### Given request
Pick out all lines of the entries that include the word "remote" and copy them.

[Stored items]
········

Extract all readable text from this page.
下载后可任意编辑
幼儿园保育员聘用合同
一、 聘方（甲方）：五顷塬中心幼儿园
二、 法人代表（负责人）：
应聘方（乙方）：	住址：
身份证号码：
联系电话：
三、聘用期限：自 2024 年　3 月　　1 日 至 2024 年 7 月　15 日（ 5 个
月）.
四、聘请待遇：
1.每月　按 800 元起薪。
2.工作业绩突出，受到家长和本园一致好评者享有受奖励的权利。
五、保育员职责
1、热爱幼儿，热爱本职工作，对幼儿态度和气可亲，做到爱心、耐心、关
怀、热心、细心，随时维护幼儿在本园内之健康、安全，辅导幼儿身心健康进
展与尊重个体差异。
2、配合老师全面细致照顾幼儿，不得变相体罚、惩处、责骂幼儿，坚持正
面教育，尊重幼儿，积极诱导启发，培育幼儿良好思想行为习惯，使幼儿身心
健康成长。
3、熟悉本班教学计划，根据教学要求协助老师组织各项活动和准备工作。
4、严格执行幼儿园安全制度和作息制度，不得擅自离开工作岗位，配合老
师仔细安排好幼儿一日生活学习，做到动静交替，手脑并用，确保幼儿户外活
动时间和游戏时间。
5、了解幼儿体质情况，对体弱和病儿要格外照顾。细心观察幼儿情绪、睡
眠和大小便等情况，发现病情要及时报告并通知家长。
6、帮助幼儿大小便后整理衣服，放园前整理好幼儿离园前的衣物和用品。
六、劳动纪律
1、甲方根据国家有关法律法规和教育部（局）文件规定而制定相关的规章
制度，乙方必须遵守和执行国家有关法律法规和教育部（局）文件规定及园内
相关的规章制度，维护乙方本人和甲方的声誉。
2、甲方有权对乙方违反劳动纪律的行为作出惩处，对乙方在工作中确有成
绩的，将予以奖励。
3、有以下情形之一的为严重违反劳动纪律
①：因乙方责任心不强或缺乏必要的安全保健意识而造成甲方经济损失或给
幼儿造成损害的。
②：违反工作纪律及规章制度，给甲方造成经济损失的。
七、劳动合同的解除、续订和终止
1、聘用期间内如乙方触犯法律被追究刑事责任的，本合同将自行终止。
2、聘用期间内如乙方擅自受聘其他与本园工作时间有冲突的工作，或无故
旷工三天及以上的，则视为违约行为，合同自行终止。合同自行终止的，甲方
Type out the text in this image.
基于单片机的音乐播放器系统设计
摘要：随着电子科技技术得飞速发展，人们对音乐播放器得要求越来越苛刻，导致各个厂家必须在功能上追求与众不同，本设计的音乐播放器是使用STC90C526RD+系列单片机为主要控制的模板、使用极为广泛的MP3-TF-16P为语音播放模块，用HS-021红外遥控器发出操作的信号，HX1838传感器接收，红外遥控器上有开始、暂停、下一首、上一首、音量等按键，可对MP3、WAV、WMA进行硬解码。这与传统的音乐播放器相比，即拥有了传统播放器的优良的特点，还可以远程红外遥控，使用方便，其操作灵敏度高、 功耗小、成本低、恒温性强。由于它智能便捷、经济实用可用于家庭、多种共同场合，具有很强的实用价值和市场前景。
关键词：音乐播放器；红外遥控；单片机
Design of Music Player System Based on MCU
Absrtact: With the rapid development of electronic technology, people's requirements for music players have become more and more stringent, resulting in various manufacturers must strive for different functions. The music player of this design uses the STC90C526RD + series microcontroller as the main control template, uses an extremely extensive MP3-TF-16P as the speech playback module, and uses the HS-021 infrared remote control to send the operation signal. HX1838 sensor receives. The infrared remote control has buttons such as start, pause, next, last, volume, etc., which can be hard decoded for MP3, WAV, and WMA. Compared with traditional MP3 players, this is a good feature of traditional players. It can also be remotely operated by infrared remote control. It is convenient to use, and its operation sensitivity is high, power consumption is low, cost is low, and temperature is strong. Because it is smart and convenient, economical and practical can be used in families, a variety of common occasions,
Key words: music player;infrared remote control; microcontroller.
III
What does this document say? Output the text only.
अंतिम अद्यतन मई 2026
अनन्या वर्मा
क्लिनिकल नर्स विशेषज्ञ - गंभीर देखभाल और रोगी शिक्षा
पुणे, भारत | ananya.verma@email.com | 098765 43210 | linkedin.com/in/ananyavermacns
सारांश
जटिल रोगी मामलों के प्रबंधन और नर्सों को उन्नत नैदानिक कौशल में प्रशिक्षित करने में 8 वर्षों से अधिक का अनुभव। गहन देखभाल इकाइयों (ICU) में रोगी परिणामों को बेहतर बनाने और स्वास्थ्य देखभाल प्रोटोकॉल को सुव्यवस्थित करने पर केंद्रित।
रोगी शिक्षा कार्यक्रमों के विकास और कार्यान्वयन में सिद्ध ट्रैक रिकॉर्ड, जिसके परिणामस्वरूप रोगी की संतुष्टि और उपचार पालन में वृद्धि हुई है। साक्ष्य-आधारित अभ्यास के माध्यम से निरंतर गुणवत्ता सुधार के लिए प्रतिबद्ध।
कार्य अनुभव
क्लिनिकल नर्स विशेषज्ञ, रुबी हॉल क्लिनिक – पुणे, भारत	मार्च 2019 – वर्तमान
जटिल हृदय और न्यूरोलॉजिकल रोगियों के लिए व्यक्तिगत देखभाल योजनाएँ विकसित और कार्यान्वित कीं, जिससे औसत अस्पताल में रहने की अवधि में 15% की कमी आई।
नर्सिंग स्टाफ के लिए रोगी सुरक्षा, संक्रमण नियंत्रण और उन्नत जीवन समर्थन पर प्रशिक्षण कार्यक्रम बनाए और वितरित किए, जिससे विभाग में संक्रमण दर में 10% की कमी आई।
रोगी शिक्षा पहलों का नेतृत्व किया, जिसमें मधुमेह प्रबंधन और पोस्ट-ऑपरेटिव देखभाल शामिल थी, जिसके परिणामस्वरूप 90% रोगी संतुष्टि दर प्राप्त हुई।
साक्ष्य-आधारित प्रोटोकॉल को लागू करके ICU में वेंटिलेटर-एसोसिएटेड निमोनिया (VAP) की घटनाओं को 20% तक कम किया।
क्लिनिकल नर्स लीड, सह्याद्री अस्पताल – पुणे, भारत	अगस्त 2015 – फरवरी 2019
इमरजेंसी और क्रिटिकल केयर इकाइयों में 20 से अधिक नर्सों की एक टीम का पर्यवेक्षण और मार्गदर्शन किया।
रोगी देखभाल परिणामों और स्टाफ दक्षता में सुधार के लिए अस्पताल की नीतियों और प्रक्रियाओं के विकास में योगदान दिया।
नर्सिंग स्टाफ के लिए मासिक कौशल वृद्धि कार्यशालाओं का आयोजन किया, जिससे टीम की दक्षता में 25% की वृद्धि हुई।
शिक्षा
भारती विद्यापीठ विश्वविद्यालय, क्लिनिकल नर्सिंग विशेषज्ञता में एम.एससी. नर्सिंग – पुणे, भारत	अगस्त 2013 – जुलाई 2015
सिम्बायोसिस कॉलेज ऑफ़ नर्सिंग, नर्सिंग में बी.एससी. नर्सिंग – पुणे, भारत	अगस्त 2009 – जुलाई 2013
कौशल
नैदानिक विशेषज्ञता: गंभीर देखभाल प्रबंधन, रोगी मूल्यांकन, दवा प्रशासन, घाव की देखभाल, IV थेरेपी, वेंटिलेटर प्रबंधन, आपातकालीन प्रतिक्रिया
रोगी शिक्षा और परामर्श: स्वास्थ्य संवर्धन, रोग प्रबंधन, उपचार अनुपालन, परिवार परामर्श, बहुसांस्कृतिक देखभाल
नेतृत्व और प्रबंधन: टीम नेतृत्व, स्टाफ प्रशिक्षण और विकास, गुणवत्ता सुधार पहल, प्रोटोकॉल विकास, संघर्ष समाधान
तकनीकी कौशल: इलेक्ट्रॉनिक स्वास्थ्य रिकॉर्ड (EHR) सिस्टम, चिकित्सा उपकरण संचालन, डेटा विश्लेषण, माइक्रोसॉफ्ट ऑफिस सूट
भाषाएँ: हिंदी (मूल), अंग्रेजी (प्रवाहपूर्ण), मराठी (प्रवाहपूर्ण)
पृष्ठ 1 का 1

········

### Worked answer
Absrtact: With the rapid development of electronic technology, people's requirements for music players have become more and more stringent, resulting in various manufacturers must strive for different functions. The music player of this design uses the STC90C526RD + series microcontroller as the main control template, uses an extremely extensive MP3-TF-16P as the speech playback module, and uses the HS-021 infrared remote control to send the operation signal. HX1838 sensor receives. The infrared remote control has buttons such as start, pause, next, last, volume, etc., which can be hard decoded for MP3, WAV, and WMA. Compared with traditional MP3 players, this is a good feature of traditional players. It can also be remotely operated by infrared remote control. It is convenient to use, and its operation sensitivity is high, power consumption is low, cost is low, and temperature is strong. Because it is smart and convenient, economical and practical can be used in families, a variety of common occasions,
Key words: music player;infrared remote control; microcontroller.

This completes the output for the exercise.